### WORK REQUIRED
Go through the material below and count the lines with the string "Showing"; the number is the whole answer.

───── PROVIDED MATERIAL

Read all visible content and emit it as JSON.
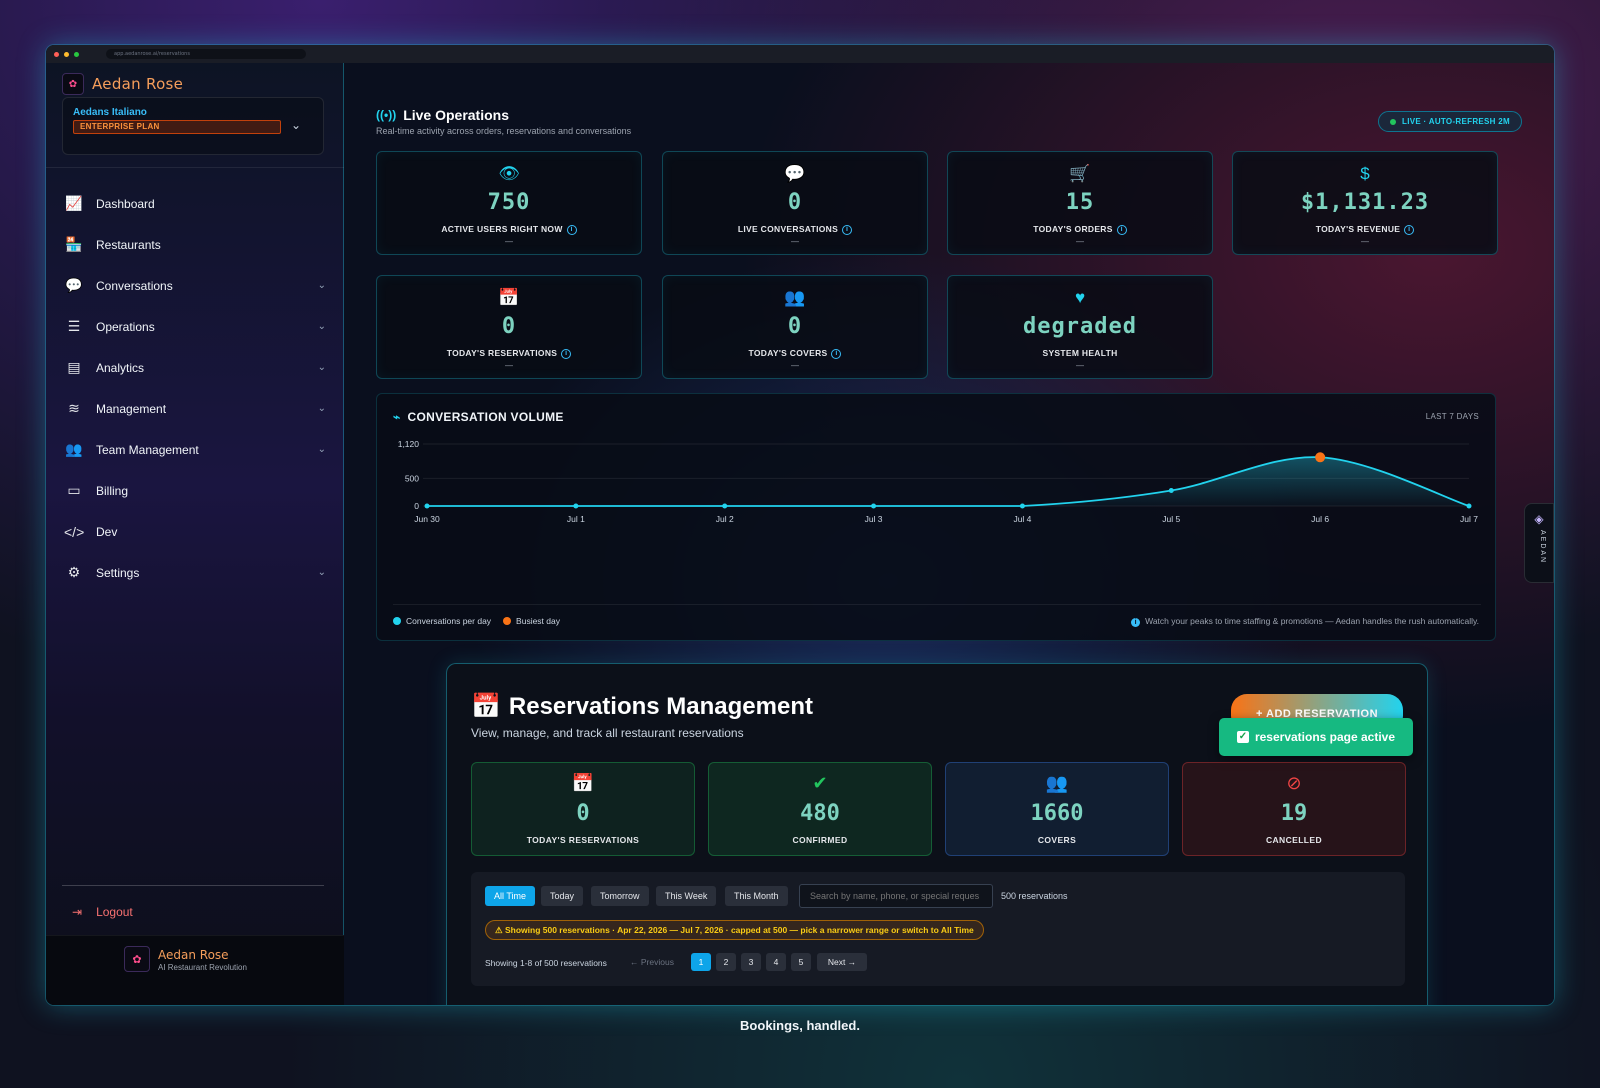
{
  "browser": {
    "url": "app.aedanrose.ai/reservations"
  },
  "sidebar": {
    "brand": "Aedan Rose",
    "org": {
      "name": "Aedans Italiano",
      "plan": "ENTERPRISE PLAN"
    },
    "items": [
      {
        "label": "Dashboard",
        "icon": "chart-line-icon",
        "glyph": "📈",
        "chevron": false
      },
      {
        "label": "Restaurants",
        "icon": "store-icon",
        "glyph": "🏪",
        "chevron": false
      },
      {
        "label": "Conversations",
        "icon": "chat-bubbles-icon",
        "glyph": "💬",
        "chevron": true
      },
      {
        "label": "Operations",
        "icon": "tasks-list-icon",
        "glyph": "☰",
        "chevron": true
      },
      {
        "label": "Analytics",
        "icon": "bar-chart-icon",
        "glyph": "▤",
        "chevron": true
      },
      {
        "label": "Management",
        "icon": "database-icon",
        "glyph": "≋",
        "chevron": true
      },
      {
        "label": "Team Management",
        "icon": "users-icon",
        "glyph": "👥",
        "chevron": true
      },
      {
        "label": "Billing",
        "icon": "credit-card-icon",
        "glyph": "▭",
        "chevron": false
      },
      {
        "label": "Dev",
        "icon": "code-icon",
        "glyph": "</>",
        "chevron": false
      },
      {
        "label": "Settings",
        "icon": "gear-icon",
        "glyph": "⚙",
        "chevron": true
      }
    ],
    "logout": "Logout",
    "footer": {
      "name": "Aedan Rose",
      "tagline": "AI Restaurant Revolution"
    }
  },
  "live_ops": {
    "title": "Live Operations",
    "subtitle": "Real-time activity across orders, reservations and conversations",
    "badge": "LIVE · AUTO-REFRESH 2M",
    "stats": [
      {
        "value": "750",
        "label": "ACTIVE USERS RIGHT NOW",
        "icon": "eye-icon",
        "glyph": "👁",
        "info": true,
        "sub": "—"
      },
      {
        "value": "0",
        "label": "LIVE CONVERSATIONS",
        "icon": "comment-icon",
        "glyph": "💬",
        "info": true,
        "sub": "—"
      },
      {
        "value": "15",
        "label": "TODAY'S ORDERS",
        "icon": "cart-icon",
        "glyph": "🛒",
        "info": true,
        "sub": "—"
      },
      {
        "value": "$1,131.23",
        "label": "TODAY'S REVENUE",
        "icon": "dollar-icon",
        "glyph": "$",
        "info": true,
        "sub": "—"
      },
      {
        "value": "0",
        "label": "TODAY'S RESERVATIONS",
        "icon": "calendar-check-icon",
        "glyph": "📅",
        "info": true,
        "sub": "—"
      },
      {
        "value": "0",
        "label": "TODAY'S COVERS",
        "icon": "users-icon",
        "glyph": "👥",
        "info": true,
        "sub": "—"
      },
      {
        "value": "degraded",
        "label": "SYSTEM HEALTH",
        "icon": "heart-pulse-icon",
        "glyph": "♥",
        "info": false,
        "sub": "—"
      }
    ]
  },
  "chart_data": {
    "type": "area",
    "title": "CONVERSATION VOLUME",
    "range_label": "LAST 7 DAYS",
    "categories": [
      "Jun 30",
      "Jul 1",
      "Jul 2",
      "Jul 3",
      "Jul 4",
      "Jul 5",
      "Jul 6",
      "Jul 7"
    ],
    "series": [
      {
        "name": "Conversations per day",
        "values": [
          0,
          0,
          0,
          0,
          0,
          280,
          880,
          0
        ],
        "color": "#22d3ee"
      }
    ],
    "highlight": {
      "name": "Busiest day",
      "category": "Jul 6",
      "value": 880,
      "color": "#f97316"
    },
    "yticks": [
      "0",
      "500",
      "1,120"
    ],
    "ylim": [
      0,
      1120
    ],
    "grid": true,
    "legend": "bottom-left",
    "note": "Watch your peaks to time staffing & promotions — Aedan handles the rush automatically."
  },
  "reservations": {
    "title": "Reservations Management",
    "subtitle": "View, manage, and track all restaurant reservations",
    "add_button": "+ ADD RESERVATION",
    "toast": "reservations page active",
    "stats": [
      {
        "value": "0",
        "label": "TODAY'S RESERVATIONS",
        "icon": "calendar-check-icon",
        "glyph": "📅",
        "color": "#22c55e"
      },
      {
        "value": "480",
        "label": "CONFIRMED",
        "icon": "check-circle-icon",
        "glyph": "✔",
        "color": "#22c55e"
      },
      {
        "value": "1660",
        "label": "COVERS",
        "icon": "users-icon",
        "glyph": "👥",
        "color": "#3b82f6"
      },
      {
        "value": "19",
        "label": "CANCELLED",
        "icon": "ban-icon",
        "glyph": "⊘",
        "color": "#ef4444"
      }
    ],
    "filters": [
      "All Time",
      "Today",
      "Tomorrow",
      "This Week",
      "This Month"
    ],
    "active_filter": "All Time",
    "search_placeholder": "Search by name, phone, or special reques",
    "count": "500 reservations",
    "warning": "⚠ Showing 500 reservations · Apr 22, 2026 — Jul 7, 2026 · capped at 500 — pick a narrower range or switch to All Time",
    "pagination": {
      "info": "Showing 1-8 of 500 reservations",
      "prev": "← Previous",
      "pages": [
        "1",
        "2",
        "3",
        "4",
        "5"
      ],
      "active": "1",
      "next": "Next →"
    }
  },
  "rail": {
    "label": "AEDAN"
  },
  "caption": "Bookings, handled."
}
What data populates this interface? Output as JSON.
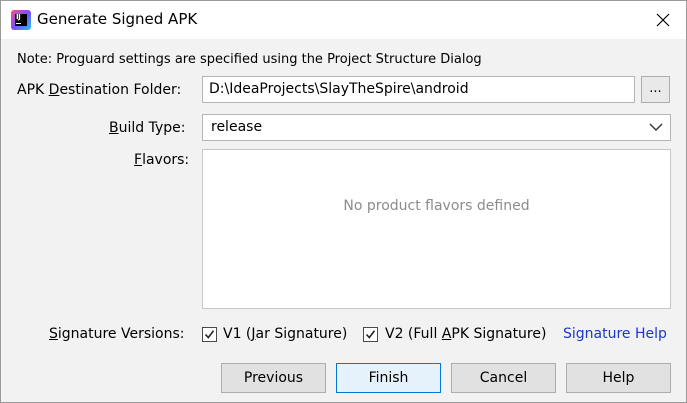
{
  "window": {
    "title": "Generate Signed APK",
    "icon": "intellij-idea-icon",
    "close_icon": "close-icon"
  },
  "note": "Note: Proguard settings are specified using the Project Structure Dialog",
  "form": {
    "destination": {
      "label": "APK Destination Folder:",
      "value": "D:\\IdeaProjects\\SlayTheSpire\\android",
      "browse_label": "..."
    },
    "build_type": {
      "label": "Build Type:",
      "value": "release"
    },
    "flavors": {
      "label": "Flavors:",
      "empty_text": "No product flavors defined"
    },
    "signature": {
      "label": "Signature Versions:",
      "v1": {
        "label": "V1 (Jar Signature)",
        "checked": true
      },
      "v2": {
        "label": "V2 (Full APK Signature)",
        "checked": true
      },
      "help_link": "Signature Help"
    }
  },
  "buttons": {
    "previous": "Previous",
    "finish": "Finish",
    "cancel": "Cancel",
    "help": "Help"
  },
  "colors": {
    "link": "#1a37c8",
    "default_button_border": "#0078d7"
  }
}
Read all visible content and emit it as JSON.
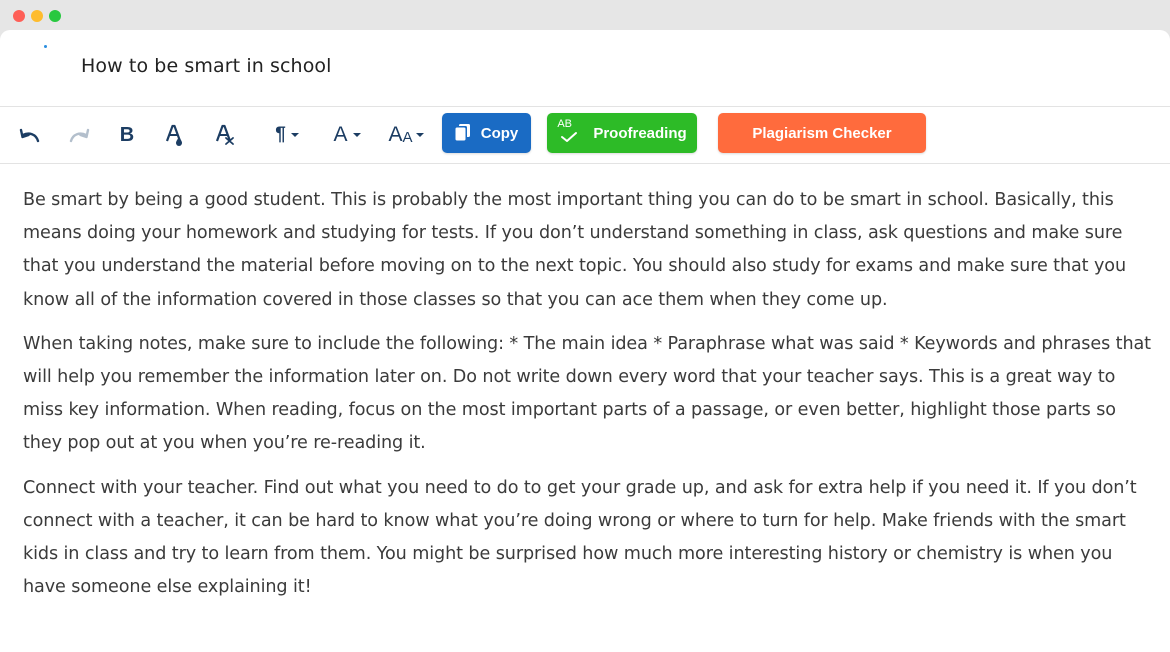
{
  "document": {
    "title": "How to be smart in school",
    "paragraphs": [
      "Be smart by being a good student. This is probably the most important thing you can do to be smart in school. Basically, this means doing your homework and studying for tests. If you don’t understand something in class, ask questions and make sure that you understand the material before moving on to the next topic. You should also study for exams and make sure that you know all of the information covered in those classes so that you can ace them when they come up.",
      "When taking notes, make sure to include the following: * The main idea * Paraphrase what was said * Keywords and phrases that will help you remember the information later on. Do not write down every word that your teacher says. This is a great way to miss key information. When reading, focus on the most important parts of a passage, or even better, highlight those parts so they pop out at you when you’re re-reading it.",
      "Connect with your teacher. Find out what you need to do to get your grade up, and ask for extra help if you need it. If you don’t connect with a teacher, it can be hard to know what you’re doing wrong or where to turn for help. Make friends with the smart kids in class and try to learn from them. You might be surprised how much more interesting history or chemistry is when you have someone else explaining it!"
    ]
  },
  "toolbar": {
    "undo_icon": "undo-icon",
    "redo_icon": "redo-icon",
    "bold_label": "B",
    "text_color_icon": "text-color-icon",
    "clear_format_icon": "clear-format-icon",
    "paragraph_label": "¶",
    "font_label": "A",
    "font_size_label_big": "A",
    "font_size_label_small": "A",
    "copy_label": "Copy",
    "proofreading_label": "Proofreading",
    "proofreading_icon_text": "AB",
    "plagiarism_label": "Plagiarism Checker"
  },
  "colors": {
    "copy": "#1a6bc4",
    "proofreading": "#2dbb27",
    "plagiarism": "#ff6b3d",
    "icon": "#1c3d63"
  }
}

──────────

### RESULT
2